*Short task:*
Quote all of the entries word for word.

*Excerpted records:*
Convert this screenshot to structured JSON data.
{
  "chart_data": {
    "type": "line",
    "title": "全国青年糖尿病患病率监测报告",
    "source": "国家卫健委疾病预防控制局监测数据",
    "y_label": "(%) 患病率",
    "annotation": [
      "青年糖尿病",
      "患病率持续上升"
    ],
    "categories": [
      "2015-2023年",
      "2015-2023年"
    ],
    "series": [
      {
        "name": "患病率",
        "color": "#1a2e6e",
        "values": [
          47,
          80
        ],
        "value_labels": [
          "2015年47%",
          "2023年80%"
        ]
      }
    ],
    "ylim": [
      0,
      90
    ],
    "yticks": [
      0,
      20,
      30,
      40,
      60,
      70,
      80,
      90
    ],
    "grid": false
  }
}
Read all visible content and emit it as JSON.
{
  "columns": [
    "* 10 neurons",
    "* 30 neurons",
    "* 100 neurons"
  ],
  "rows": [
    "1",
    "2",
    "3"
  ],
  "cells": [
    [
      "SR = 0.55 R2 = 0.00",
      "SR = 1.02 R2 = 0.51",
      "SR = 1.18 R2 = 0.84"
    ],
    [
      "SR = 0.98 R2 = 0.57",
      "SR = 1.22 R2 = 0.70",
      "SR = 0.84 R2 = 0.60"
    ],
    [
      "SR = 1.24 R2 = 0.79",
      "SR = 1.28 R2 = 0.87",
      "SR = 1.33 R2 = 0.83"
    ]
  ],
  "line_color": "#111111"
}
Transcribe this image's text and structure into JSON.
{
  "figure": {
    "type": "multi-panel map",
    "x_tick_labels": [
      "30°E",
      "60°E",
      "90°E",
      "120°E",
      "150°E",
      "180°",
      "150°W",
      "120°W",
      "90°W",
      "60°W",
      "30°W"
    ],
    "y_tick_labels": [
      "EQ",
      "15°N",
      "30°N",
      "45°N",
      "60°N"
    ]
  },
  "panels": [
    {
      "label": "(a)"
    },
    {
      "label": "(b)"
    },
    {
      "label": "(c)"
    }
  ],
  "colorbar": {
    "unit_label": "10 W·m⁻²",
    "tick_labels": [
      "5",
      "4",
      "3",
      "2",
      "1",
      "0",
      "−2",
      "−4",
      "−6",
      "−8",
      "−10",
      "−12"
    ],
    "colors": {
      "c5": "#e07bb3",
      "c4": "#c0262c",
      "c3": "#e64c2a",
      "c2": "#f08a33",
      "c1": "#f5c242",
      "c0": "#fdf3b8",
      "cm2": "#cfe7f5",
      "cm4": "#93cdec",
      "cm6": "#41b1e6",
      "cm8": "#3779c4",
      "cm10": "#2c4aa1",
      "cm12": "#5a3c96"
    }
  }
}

*Exercise result:*
Convert this screenshot to structured JSON data.
{
  "chart_data": {
    "type": "line",
    "title": "全国青年糖尿病患病率监测报告",
    "source": "国家卫健委疾病预防控制局监测数据",
    "y_label": "(%) 患病率",
    "annotation": [
      "青年糖尿病",
      "患病率持续上升"
    ],
    "categories": [
      "2015-2023年",
      "2015-2023年"
    ],
    "series": [
      {
        "name": "患病率",
        "color": "#1a2e6e",
        "values": [
          47,
          80
        ],
        "value_labels": [
          "2015年47%",
          "2023年80%"
        ]
      }
    ],
    "ylim": [
      0,
      90
    ],
    "yticks": [
      0,
      20,
      30,
      40,
      60,
      70,
      80,
      90
    ],
    "grid": false
  }
}
Read all visible content and emit it as JSON.
{
  "columns": [
    "* 10 neurons",
    "* 30 neurons",
    "* 100 neurons"
  ],
  "rows": [
    "1",
    "2",
    "3"
  ],
  "cells": [
    [
      "SR = 0.55 R2 = 0.00",
      "SR = 1.02 R2 = 0.51",
      "SR = 1.18 R2 = 0.84"
    ],
    [
      "SR = 0.98 R2 = 0.57",
      "SR = 1.22 R2 = 0.70",
      "SR = 0.84 R2 = 0.60"
    ],
    [
      "SR = 1.24 R2 = 0.79",
      "SR = 1.28 R2 = 0.87",
      "SR = 1.33 R2 = 0.83"
    ]
  ],
  "line_color": "#111111"
}
Transcribe this image's text and structure into JSON.
{
  "figure": {
    "type": "multi-panel map",
    "x_tick_labels": [
      "30°E",
      "60°E",
      "90°E",
      "120°E",
      "150°E",
      "180°",
      "150°W",
      "120°W",
      "90°W",
      "60°W",
      "30°W"
    ],
    "y_tick_labels": [
      "EQ",
      "15°N",
      "30°N",
      "45°N",
      "60°N"
    ]
  },
  "panels": [
    {
      "label": "(a)"
    },
    {
      "label": "(b)"
    },
    {
      "label": "(c)"
    }
  ],
  "colorbar": {
    "unit_label": "10 W·m⁻²",
    "tick_labels": [
      "5",
      "4",
      "3",
      "2",
      "1",
      "0",
      "−2",
      "−4",
      "−6",
      "−8",
      "−10",
      "−12"
    ],
    "colors": {
      "c5": "#e07bb3",
      "c4": "#c0262c",
      "c3": "#e64c2a",
      "c2": "#f08a33",
      "c1": "#f5c242",
      "c0": "#fdf3b8",
      "cm2": "#cfe7f5",
      "cm4": "#93cdec",
      "cm6": "#41b1e6",
      "cm8": "#3779c4",
      "cm10": "#2c4aa1",
      "cm12": "#5a3c96"
    }
  }
}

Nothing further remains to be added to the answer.